* **Records for processing**:
* * * * * * *
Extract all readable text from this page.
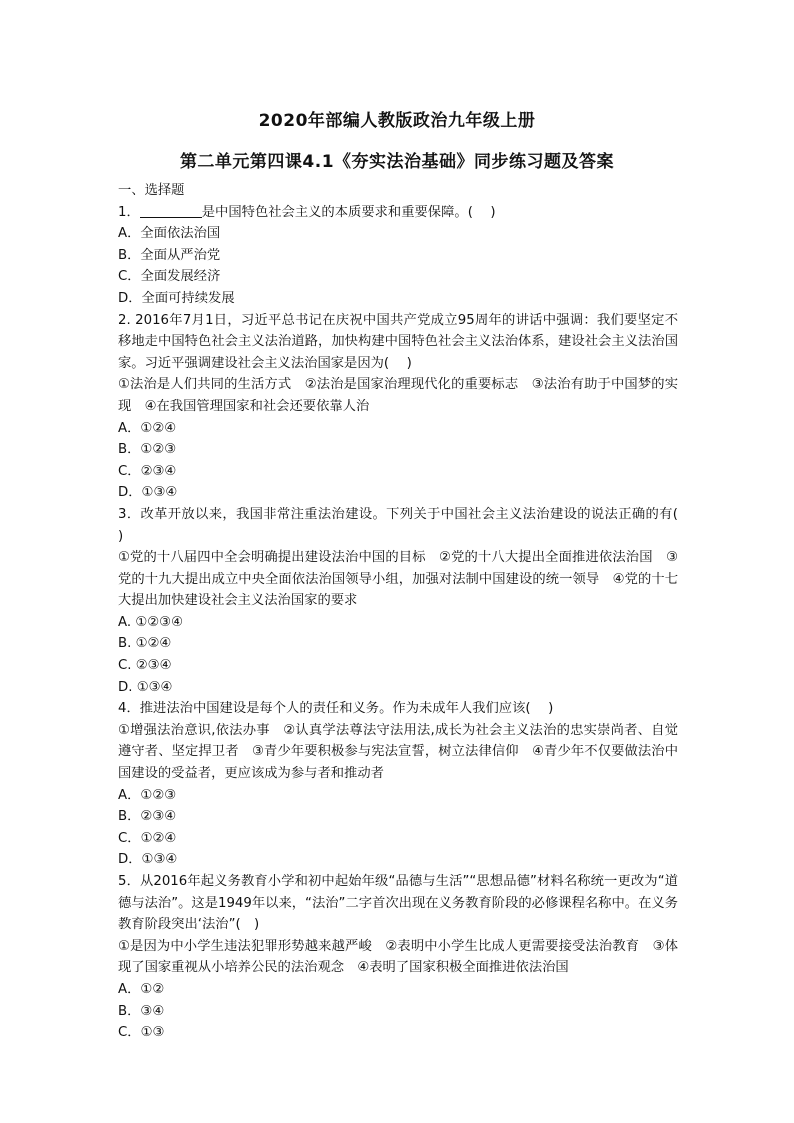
2020年部编人教版政治九年级上册
第二单元第四课4.1《夯实法治基础》同步练习题及答案

一、选择题

1．	是中国特色社会主义的本质要求和重要保障。(　 )

A．全面依法治国

B．全面从严治党

C．全面发展经济

D．全面可持续发展

2. 2016年7月1日，习近平总书记在庆祝中国共产党成立95周年的讲话中强调：我们要坚定不移地走中国特色社会主义法治道路，加快构建中国特色社会主义法治体系，建设社会主义法治国家。习近平强调建设社会主义法治国家是因为(　 )

①法治是人们共同的生活方式　②法治是国家治理现代化的重要标志　③法治有助于中国梦的实现　④在我国管理国家和社会还要依靠人治

A．①②④

B．①②③

C．②③④

D．①③④

3．改革开放以来，我国非常注重法治建设。下列关于中国社会主义法治建设的说法正确的有(　 )

①党的十八届四中全会明确提出建设法治中国的目标　②党的十八大提出全面推进依法治国　③党的十九大提出成立中央全面依法治国领导小组，加强对法制中国建设的统一领导　④党的十七大提出加快建设社会主义法治国家的要求

A. ①②③④

B. ①②④

C. ②③④

D. ①③④

4．推进法治中国建设是每个人的责任和义务。作为未成年人我们应该(　 )

①增强法治意识,依法办事　②认真学法尊法守法用法,成长为社会主义法治的忠实崇尚者、自觉遵守者、坚定捍卫者　③青少年要积极参与宪法宣誓，树立法律信仰　④青少年不仅要做法治中国建设的受益者，更应该成为参与者和推动者

A．①②③

B．②③④

C．①②④

D．①③④

5．从2016年起义务教育小学和初中起始年级“品德与生活”“思想品德”材料名称统一更改为“道德与法治”。这是1949年以来，“法治”二字首次出现在义务教育阶段的必修课程名称中。在义务教育阶段突出‘法治”(　)

①是因为中小学生违法犯罪形势越来越严峻　②表明中小学生比成人更需要接受法治教育　③体现了国家重视从小培养公民的法治观念　④表明了国家积极全面推进依法治国

A．①②

B．③④

C．①③
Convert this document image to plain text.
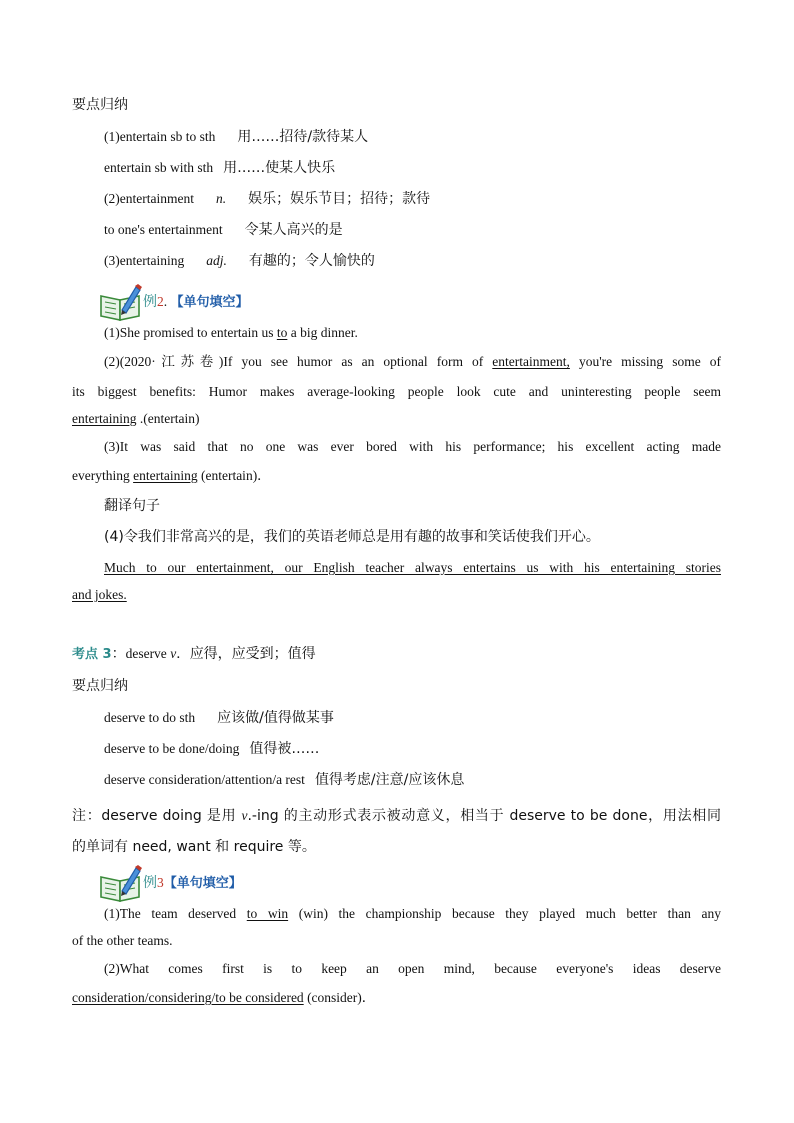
要点归纳
(1)entertain sb to sth 用……招待/款待某人
entertain sb with sth 用……使某人快乐
(2)entertainment n. 娱乐；娱乐节目；招待；款待
to one's entertainment 令某人高兴的是
(3)entertaining adj. 有趣的；令人愉快的
例2. 【单句填空】
(1)She promised to entertain us to a big dinner.
(2)(2020·江苏卷)If you see humor as an optional form of entertainment, you're missing some of
its biggest benefits: Humor makes average-looking people look cute and uninteresting people seem
entertaining .(entertain)
(3)It was said that no one was ever bored with his performance; his excellent acting made
everything entertaining (entertain)．
翻译句子
(4)令我们非常高兴的是，我们的英语老师总是用有趣的故事和笑话使我们开心。
Much to our entertainment, our English teacher always entertains us with his entertaining stories
and jokes.
考点 3：deserve v．应得，应受到；值得
要点归纳
deserve to do sth 应该做/值得做某事
deserve to be done/doing 值得被……
deserve consideration/attention/a rest 值得考虑/注意/应该休息
注：deserve doing 是用 v.-ing 的主动形式表示被动意义，相当于 deserve to be done，用法相同
的单词有 need, want 和 require 等。
例3【单句填空】
(1)The team deserved to win (win) the championship because they played much better than any
of the other teams.
(2)What comes first is to keep an open mind, because everyone's ideas deserve
consideration/considering/to be considered (consider)．
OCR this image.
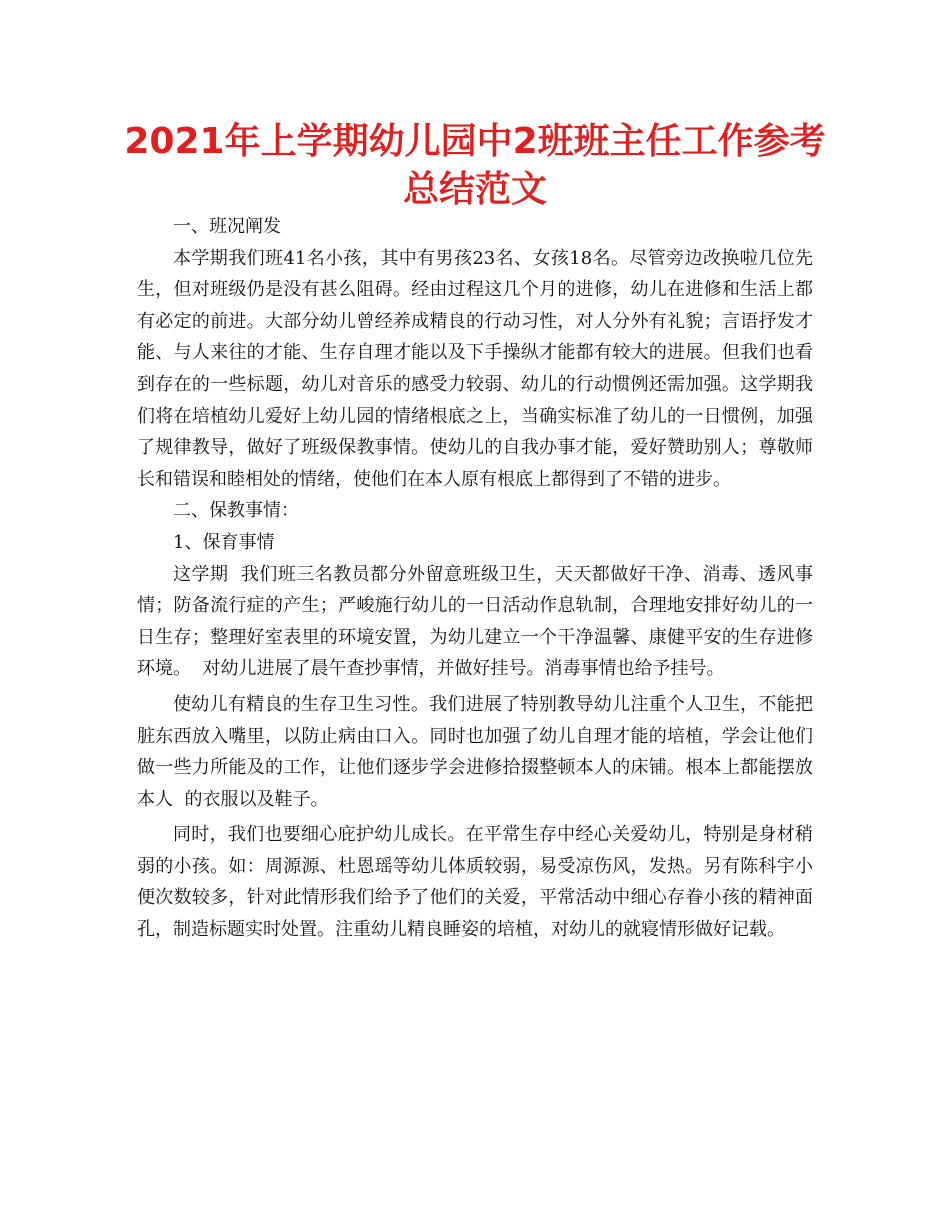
2021年上学期幼儿园中2班班主任工作参考总结范文

一、班况阐发

本学期我们班41名小孩，其中有男孩23名、女孩18名。尽管旁边改换啦几位先生，但对班级仍是没有甚么阻碍。经由过程这几个月的进修，幼儿在进修和生活上都有必定的前进。大部分幼儿曾经养成精良的行动习性，对人分外有礼貌；言语抒发才能、与人来往的才能、生存自理才能以及下手操纵才能都有较大的进展。但我们也看到存在的一些标题，幼儿对音乐的感受力较弱、幼儿的行动惯例还需加强。这学期我们将在培植幼儿爱好上幼儿园的情绪根底之上，当确实标准了幼儿的一日惯例，加强了规律教导，做好了班级保教事情。使幼儿的自我办事才能，爱好赞助别人；尊敬师长和错误和睦相处的情绪，使他们在本人原有根底上都得到了不错的进步。

二、保教事情：

1、保育事情

这学期  我们班三名教员都分外留意班级卫生，天天都做好干净、消毒、透风事情；防备流行症的产生；严峻施行幼儿的一日活动作息轨制，合理地安排好幼儿的一日生存；整理好室表里的环境安置，为幼儿建立一个干净温馨、康健平安的生存进修环境。  对幼儿进展了晨午查抄事情，并做好挂号。消毒事情也给予挂号。

使幼儿有精良的生存卫生习性。我们进展了特别教导幼儿注重个人卫生，不能把脏东西放入嘴里，以防止病由口入。同时也加强了幼儿自理才能的培植，学会让他们做一些力所能及的工作，让他们逐步学会进修拾掇整顿本人的床铺。根本上都能摆放本人  的衣服以及鞋子。

同时，我们也要细心庇护幼儿成长。在平常生存中经心关爱幼儿，特别是身材稍弱的小孩。如：周源源、杜恩瑶等幼儿体质较弱，易受凉伤风，发热。另有陈科宇小便次数较多，针对此情形我们给予了他们的关爱，平常活动中细心存眷小孩的精神面孔，制造标题实时处置。注重幼儿精良睡姿的培植，对幼儿的就寝情形做好记载。
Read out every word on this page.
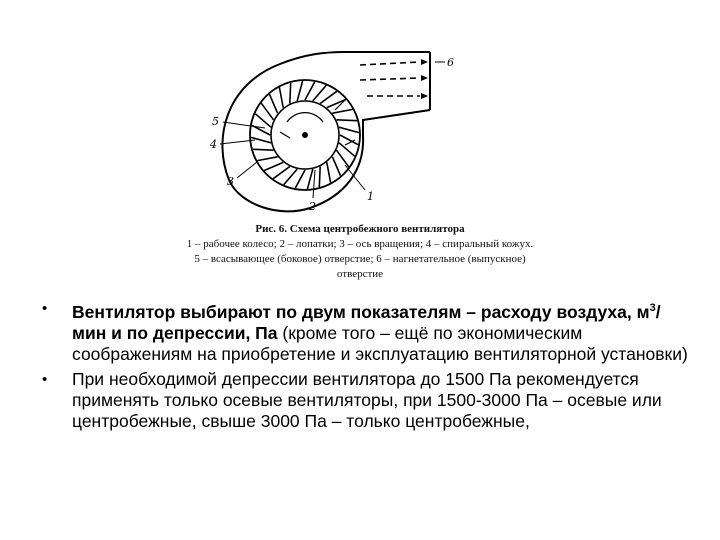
5
4
3
2
1
6
Рис. 6. Схема центробежного вентилятора
1 – рабочее колесо; 2 – лопатки; 3 – ось вращения; 4 – спиральный кожух.
5 – всасывающее (боковое) отверстие; 6 – нагнетательное (выпускное)
отверстие
• Вентилятор выбирают по двум показателям – расходу воздуха, $м^3$/мин и по депрессии, Па (кроме того – ещё по экономическим соображениям на приобретение и эксплуатацию вентиляторной установки)
• При необходимой депрессии вентилятора до 1500 Па рекомендуется применять только осевые вентиляторы, при 1500-3000 Па – осевые или центробежные, свыше 3000 Па – только центробежные,
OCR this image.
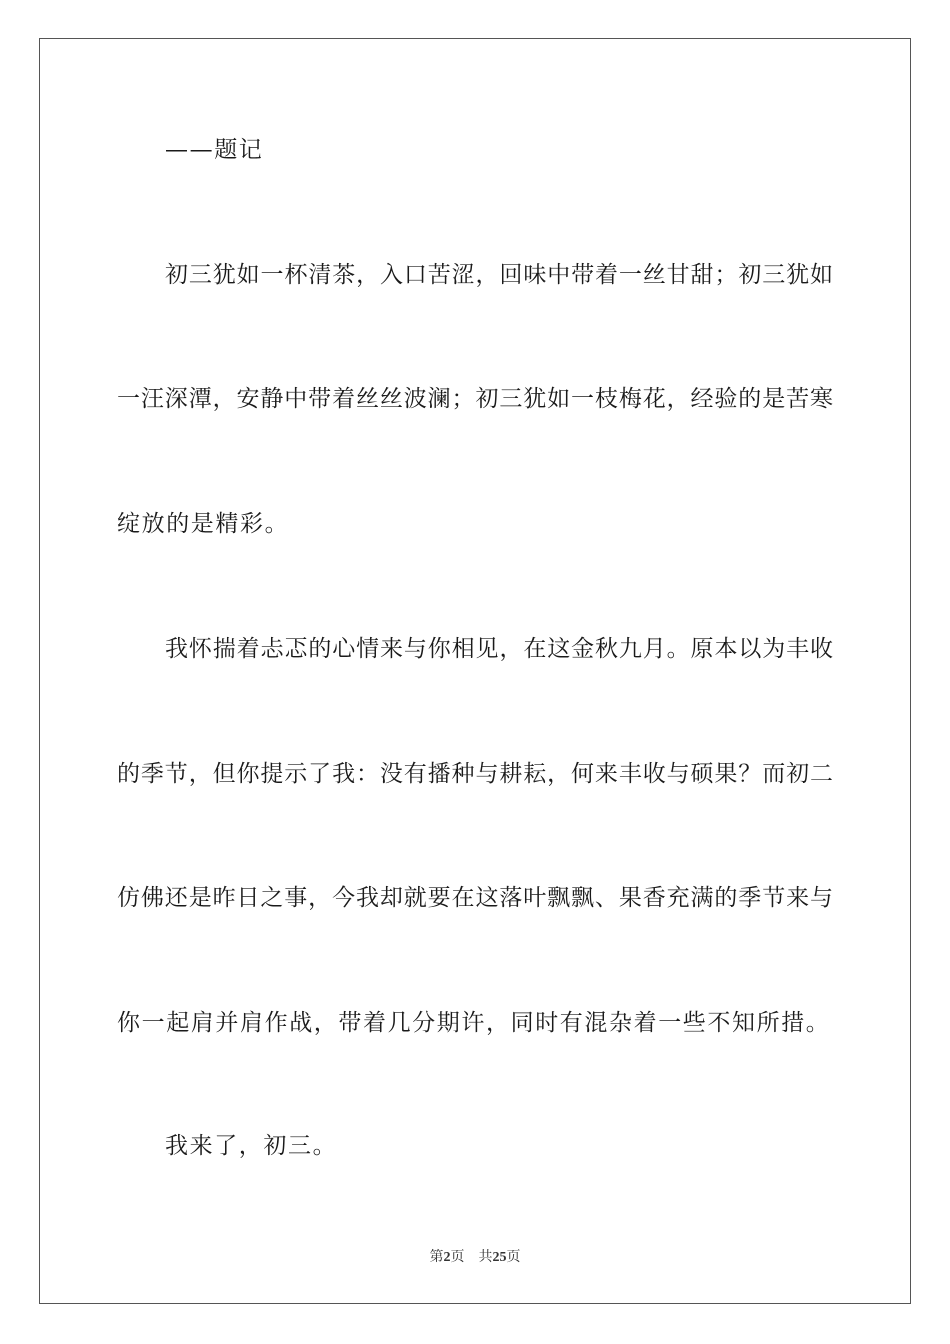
——题记
初三犹如一杯清茶，入口苦涩，回味中带着一丝甘甜；初三犹如
一汪深潭，安静中带着丝丝波澜；初三犹如一枝梅花，经验的是苦寒
绽放的是精彩。
我怀揣着忐忑的心情来与你相见，在这金秋九月。原本以为丰收
的季节，但你提示了我：没有播种与耕耘，何来丰收与硕果？而初二
仿佛还是昨日之事，今我却就要在这落叶飘飘、果香充满的季节来与
你一起肩并肩作战，带着几分期许，同时有混杂着一些不知所措。
我来了，初三。
第2页 共25页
* * * * * * *
Copy the records above exactly, leaving out every picture.

* **Result of this exercise**:
Extract all readable text from this page.
2020年部编人教版政治九年级上册
第二单元第四课4.1《夯实法治基础》同步练习题及答案

一、选择题

1．	是中国特色社会主义的本质要求和重要保障。(　 )

A．全面依法治国

B．全面从严治党

C．全面发展经济

D．全面可持续发展

2. 2016年7月1日，习近平总书记在庆祝中国共产党成立95周年的讲话中强调：我们要坚定不移地走中国特色社会主义法治道路，加快构建中国特色社会主义法治体系，建设社会主义法治国家。习近平强调建设社会主义法治国家是因为(　 )

①法治是人们共同的生活方式　②法治是国家治理现代化的重要标志　③法治有助于中国梦的实现　④在我国管理国家和社会还要依靠人治

A．①②④

B．①②③

C．②③④

D．①③④

3．改革开放以来，我国非常注重法治建设。下列关于中国社会主义法治建设的说法正确的有(　 )

①党的十八届四中全会明确提出建设法治中国的目标　②党的十八大提出全面推进依法治国　③党的十九大提出成立中央全面依法治国领导小组，加强对法制中国建设的统一领导　④党的十七大提出加快建设社会主义法治国家的要求

A. ①②③④

B. ①②④

C. ②③④

D. ①③④

4．推进法治中国建设是每个人的责任和义务。作为未成年人我们应该(　 )

①增强法治意识,依法办事　②认真学法尊法守法用法,成长为社会主义法治的忠实崇尚者、自觉遵守者、坚定捍卫者　③青少年要积极参与宪法宣誓，树立法律信仰　④青少年不仅要做法治中国建设的受益者，更应该成为参与者和推动者

A．①②③

B．②③④

C．①②④

D．①③④

5．从2016年起义务教育小学和初中起始年级“品德与生活”“思想品德”材料名称统一更改为“道德与法治”。这是1949年以来，“法治”二字首次出现在义务教育阶段的必修课程名称中。在义务教育阶段突出‘法治”(　)

①是因为中小学生违法犯罪形势越来越严峻　②表明中小学生比成人更需要接受法治教育　③体现了国家重视从小培养公民的法治观念　④表明了国家积极全面推进依法治国

A．①②

B．③④

C．①③
Convert this document image to plain text.
要点归纳
(1)entertain sb to sth 用……招待/款待某人
entertain sb with sth 用……使某人快乐
(2)entertainment n. 娱乐；娱乐节目；招待；款待
to one's entertainment 令某人高兴的是
(3)entertaining adj. 有趣的；令人愉快的
例2. 【单句填空】
(1)She promised to entertain us to a big dinner.
(2)(2020·江苏卷)If you see humor as an optional form of entertainment, you're missing some of
its biggest benefits: Humor makes average-looking people look cute and uninteresting people seem
entertaining .(entertain)
(3)It was said that no one was ever bored with his performance; his excellent acting made
everything entertaining (entertain)．
翻译句子
(4)令我们非常高兴的是，我们的英语老师总是用有趣的故事和笑话使我们开心。
Much to our entertainment, our English teacher always entertains us with his entertaining stories
and jokes.
考点 3：deserve v．应得，应受到；值得
要点归纳
deserve to do sth 应该做/值得做某事
deserve to be done/doing 值得被……
deserve consideration/attention/a rest 值得考虑/注意/应该休息
注：deserve doing 是用 v.-ing 的主动形式表示被动意义，相当于 deserve to be done，用法相同
的单词有 need, want 和 require 等。
例3【单句填空】
(1)The team deserved to win (win) the championship because they played much better than any
of the other teams.
(2)What comes first is to keep an open mind, because everyone's ideas deserve
consideration/considering/to be considered (consider)．
OCR this image.
2021年上学期幼儿园中2班班主任工作参考总结范文

一、班况阐发

本学期我们班41名小孩，其中有男孩23名、女孩18名。尽管旁边改换啦几位先生，但对班级仍是没有甚么阻碍。经由过程这几个月的进修，幼儿在进修和生活上都有必定的前进。大部分幼儿曾经养成精良的行动习性，对人分外有礼貌；言语抒发才能、与人来往的才能、生存自理才能以及下手操纵才能都有较大的进展。但我们也看到存在的一些标题，幼儿对音乐的感受力较弱、幼儿的行动惯例还需加强。这学期我们将在培植幼儿爱好上幼儿园的情绪根底之上，当确实标准了幼儿的一日惯例，加强了规律教导，做好了班级保教事情。使幼儿的自我办事才能，爱好赞助别人；尊敬师长和错误和睦相处的情绪，使他们在本人原有根底上都得到了不错的进步。

二、保教事情：

1、保育事情

这学期  我们班三名教员都分外留意班级卫生，天天都做好干净、消毒、透风事情；防备流行症的产生；严峻施行幼儿的一日活动作息轨制，合理地安排好幼儿的一日生存；整理好室表里的环境安置，为幼儿建立一个干净温馨、康健平安的生存进修环境。  对幼儿进展了晨午查抄事情，并做好挂号。消毒事情也给予挂号。

使幼儿有精良的生存卫生习性。我们进展了特别教导幼儿注重个人卫生，不能把脏东西放入嘴里，以防止病由口入。同时也加强了幼儿自理才能的培植，学会让他们做一些力所能及的工作，让他们逐步学会进修拾掇整顿本人的床铺。根本上都能摆放本人  的衣服以及鞋子。

同时，我们也要细心庇护幼儿成长。在平常生存中经心关爱幼儿，特别是身材稍弱的小孩。如：周源源、杜恩瑶等幼儿体质较弱，易受凉伤风，发热。另有陈科宇小便次数较多，针对此情形我们给予了他们的关爱，平常活动中细心存眷小孩的精神面孔，制造标题实时处置。注重幼儿精良睡姿的培植，对幼儿的就寝情形做好记载。
Read out every word on this page.
5
4
3
2
1
6
Рис. 6. Схема центробежного вентилятора
1 – рабочее колесо; 2 – лопатки; 3 – ось вращения; 4 – спиральный кожух.
5 – всасывающее (боковое) отверстие; 6 – нагнетательное (выпускное)
отверстие
• Вентилятор выбирают по двум показателям – расходу воздуха, $м^3$/мин и по депрессии, Па (кроме того – ещё по экономическим соображениям на приобретение и эксплуатацию вентиляторной установки)
• При необходимой депрессии вентилятора до 1500 Па рекомендуется применять только осевые вентиляторы, при 1500-3000 Па – осевые или центробежные, свыше 3000 Па – только центробежные,
OCR this image.
——题记
初三犹如一杯清茶，入口苦涩，回味中带着一丝甘甜；初三犹如
一汪深潭，安静中带着丝丝波澜；初三犹如一枝梅花，经验的是苦寒
绽放的是精彩。
我怀揣着忐忑的心情来与你相见，在这金秋九月。原本以为丰收
的季节，但你提示了我：没有播种与耕耘，何来丰收与硕果？而初二
仿佛还是昨日之事，今我却就要在这落叶飘飘、果香充满的季节来与
你一起肩并肩作战，带着几分期许，同时有混杂着一些不知所措。
我来了，初三。
第2页 共25页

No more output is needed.